*Texte de départ*.
Edito

CARBURANTS - Les classes moyennes encore les dindons de la farce gouvernementale

CARBURANTS - Les classes moyennes encore les dindons de la farce gouvernementale

Alors que les prix de carburants français ont pris une claque ces dernières semaines et que la plupart des pays européens ont mis en place des mesures visant à limiter l'impact sur leurs concitoyens, la France s'enferme dans une logique mortifère. Le coup de gueule d'info-chalon.com

On a bien compris que les caisses de l'Etat sont vides même si ce sujet mérite une toute autre considération que ce qu'il se fait depuis des années, mais là n'est pas vraiment le sujet. Il y a quelques jours, GreenPeace France dévoilait  les "81,4 millions d'euros de bénéfices supplémentaires par jour en Europe, et 11,6 millions d'euros supplémentaires par jour en France" au profit des compagnies pétrolières. Si le débat depuis quelques semaines porte sur l'enrichissement de l'Etat, il convient par honnêteté de rappeler que la principale taxe sur le carburant, la TICPE (taxe de consommation) est un montant fixe par litre. Elle s’élève à 61 centimes par litre de gazole (67 centimes pour le sans-plomb 95-E10) et comme elle est fixe, elle n’augmente pas. Elle est étroitement liée au volume consommé en France.

*Données extraites*.

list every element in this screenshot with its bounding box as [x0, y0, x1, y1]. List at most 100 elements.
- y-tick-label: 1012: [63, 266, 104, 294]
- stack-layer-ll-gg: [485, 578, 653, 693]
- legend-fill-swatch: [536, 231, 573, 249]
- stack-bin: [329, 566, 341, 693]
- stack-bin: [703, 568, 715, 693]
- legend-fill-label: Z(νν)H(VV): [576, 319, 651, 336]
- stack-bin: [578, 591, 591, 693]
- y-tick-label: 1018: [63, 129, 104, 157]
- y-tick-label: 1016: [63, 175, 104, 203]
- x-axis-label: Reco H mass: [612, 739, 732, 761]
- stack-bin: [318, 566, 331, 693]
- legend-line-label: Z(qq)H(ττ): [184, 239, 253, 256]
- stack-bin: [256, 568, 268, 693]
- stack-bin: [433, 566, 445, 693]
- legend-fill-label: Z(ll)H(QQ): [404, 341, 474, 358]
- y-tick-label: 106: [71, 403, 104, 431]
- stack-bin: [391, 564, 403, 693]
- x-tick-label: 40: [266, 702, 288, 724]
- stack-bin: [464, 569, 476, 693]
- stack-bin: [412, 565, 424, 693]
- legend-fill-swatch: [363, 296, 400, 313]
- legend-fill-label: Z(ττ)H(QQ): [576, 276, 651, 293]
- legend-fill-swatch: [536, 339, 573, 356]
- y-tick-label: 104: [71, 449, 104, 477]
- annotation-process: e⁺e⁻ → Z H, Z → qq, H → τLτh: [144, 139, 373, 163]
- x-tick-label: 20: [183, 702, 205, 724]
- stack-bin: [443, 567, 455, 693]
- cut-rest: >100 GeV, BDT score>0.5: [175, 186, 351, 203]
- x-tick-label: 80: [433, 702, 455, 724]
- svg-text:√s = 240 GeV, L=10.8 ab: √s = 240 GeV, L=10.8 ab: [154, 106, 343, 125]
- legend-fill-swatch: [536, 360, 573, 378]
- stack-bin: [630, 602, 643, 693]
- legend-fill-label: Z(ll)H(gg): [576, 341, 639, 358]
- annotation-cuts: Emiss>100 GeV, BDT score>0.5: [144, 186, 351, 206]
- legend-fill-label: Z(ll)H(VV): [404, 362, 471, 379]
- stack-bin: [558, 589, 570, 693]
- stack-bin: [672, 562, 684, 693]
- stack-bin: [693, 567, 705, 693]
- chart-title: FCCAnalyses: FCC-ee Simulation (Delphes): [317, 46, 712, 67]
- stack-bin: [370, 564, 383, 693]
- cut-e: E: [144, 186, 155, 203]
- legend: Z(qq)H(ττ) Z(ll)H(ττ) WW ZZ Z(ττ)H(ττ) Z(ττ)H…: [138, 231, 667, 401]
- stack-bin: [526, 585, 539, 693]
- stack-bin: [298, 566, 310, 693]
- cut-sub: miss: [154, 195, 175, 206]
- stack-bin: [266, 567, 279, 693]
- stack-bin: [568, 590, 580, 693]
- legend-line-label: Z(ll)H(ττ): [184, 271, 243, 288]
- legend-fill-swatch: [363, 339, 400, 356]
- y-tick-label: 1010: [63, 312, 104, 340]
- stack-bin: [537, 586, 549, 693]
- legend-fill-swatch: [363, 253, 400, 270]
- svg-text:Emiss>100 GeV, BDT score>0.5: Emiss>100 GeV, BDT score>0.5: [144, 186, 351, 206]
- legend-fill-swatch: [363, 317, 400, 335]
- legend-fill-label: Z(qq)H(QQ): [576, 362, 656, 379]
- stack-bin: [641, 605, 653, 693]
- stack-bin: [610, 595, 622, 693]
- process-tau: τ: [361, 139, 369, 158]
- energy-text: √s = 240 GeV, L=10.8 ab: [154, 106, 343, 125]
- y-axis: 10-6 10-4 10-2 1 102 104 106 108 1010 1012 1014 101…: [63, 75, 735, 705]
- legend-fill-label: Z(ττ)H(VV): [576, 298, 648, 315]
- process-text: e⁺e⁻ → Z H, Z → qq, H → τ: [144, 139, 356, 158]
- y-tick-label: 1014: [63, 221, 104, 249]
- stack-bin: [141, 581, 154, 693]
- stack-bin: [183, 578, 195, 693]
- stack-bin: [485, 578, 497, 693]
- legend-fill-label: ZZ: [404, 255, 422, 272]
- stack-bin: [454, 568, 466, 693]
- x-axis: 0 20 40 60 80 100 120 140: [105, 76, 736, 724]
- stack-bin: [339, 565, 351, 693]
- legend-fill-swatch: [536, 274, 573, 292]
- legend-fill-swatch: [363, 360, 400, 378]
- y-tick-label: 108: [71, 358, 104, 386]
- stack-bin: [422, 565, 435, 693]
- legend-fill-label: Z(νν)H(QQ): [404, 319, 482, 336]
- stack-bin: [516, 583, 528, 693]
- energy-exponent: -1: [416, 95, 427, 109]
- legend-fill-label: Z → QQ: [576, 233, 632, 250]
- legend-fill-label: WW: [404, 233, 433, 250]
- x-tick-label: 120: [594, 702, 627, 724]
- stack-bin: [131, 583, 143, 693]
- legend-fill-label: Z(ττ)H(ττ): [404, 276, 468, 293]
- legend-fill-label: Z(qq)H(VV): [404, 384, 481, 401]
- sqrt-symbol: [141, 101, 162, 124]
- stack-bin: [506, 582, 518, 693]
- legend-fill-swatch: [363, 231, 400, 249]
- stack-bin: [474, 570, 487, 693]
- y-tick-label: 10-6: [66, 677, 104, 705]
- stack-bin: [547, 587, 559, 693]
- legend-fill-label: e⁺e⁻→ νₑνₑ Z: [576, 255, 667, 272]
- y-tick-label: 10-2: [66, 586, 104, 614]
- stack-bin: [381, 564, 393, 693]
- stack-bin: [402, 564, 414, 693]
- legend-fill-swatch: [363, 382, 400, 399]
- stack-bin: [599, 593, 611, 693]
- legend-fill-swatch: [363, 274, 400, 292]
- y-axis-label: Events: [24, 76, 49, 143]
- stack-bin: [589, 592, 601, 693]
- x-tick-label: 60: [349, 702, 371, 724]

*Travail à faire*.
[1] Relevez, s'il vous plaît, tous les montants en euros ou en centimes cités dans l'éditorial sur les carburants.
[2] Poursuivez l'éditorial sur les carburants après sa dernière phrase.

*Réponses rédigées*.
[1]
- 81,4 millions d'euros de bénéfices supplémentaires par jour en Europe
- 11,6 millions d'euros supplémentaires par jour en France
- 61 centimes par litre de gazole
- 67 centimes pour le sans-plomb 95-E10

[2]
La vraie cerise sur le gâteau pour l'Etat est bien la TVA sur le produit, qui elle pèse sur le produit raffiné. Alors dire que l'Etat ne s'enrichit pas sur le dos de la crise pétrolière relève d'une malhonneteté intellectuelle notable. 

Sauf que ce que l'Etat prend en TVA d'un côté... l'Etat le perd sur le ralentissement de la consommation

Depuis des décennies, le maintien d'une toute petite croissance économique en France, repose quasi essentiellement sur la capacité des Français à consommer. Et c'est bien là le sujet dans toutes les têtes. Avec des carburants en hausse, les classes moyennes, les plus participantes à l'activité économique, sont les premières à lever le pied et à redéfinir leurs priorités, avec le risque de malmener encore un peu plus de très fragiles équilibres économiques.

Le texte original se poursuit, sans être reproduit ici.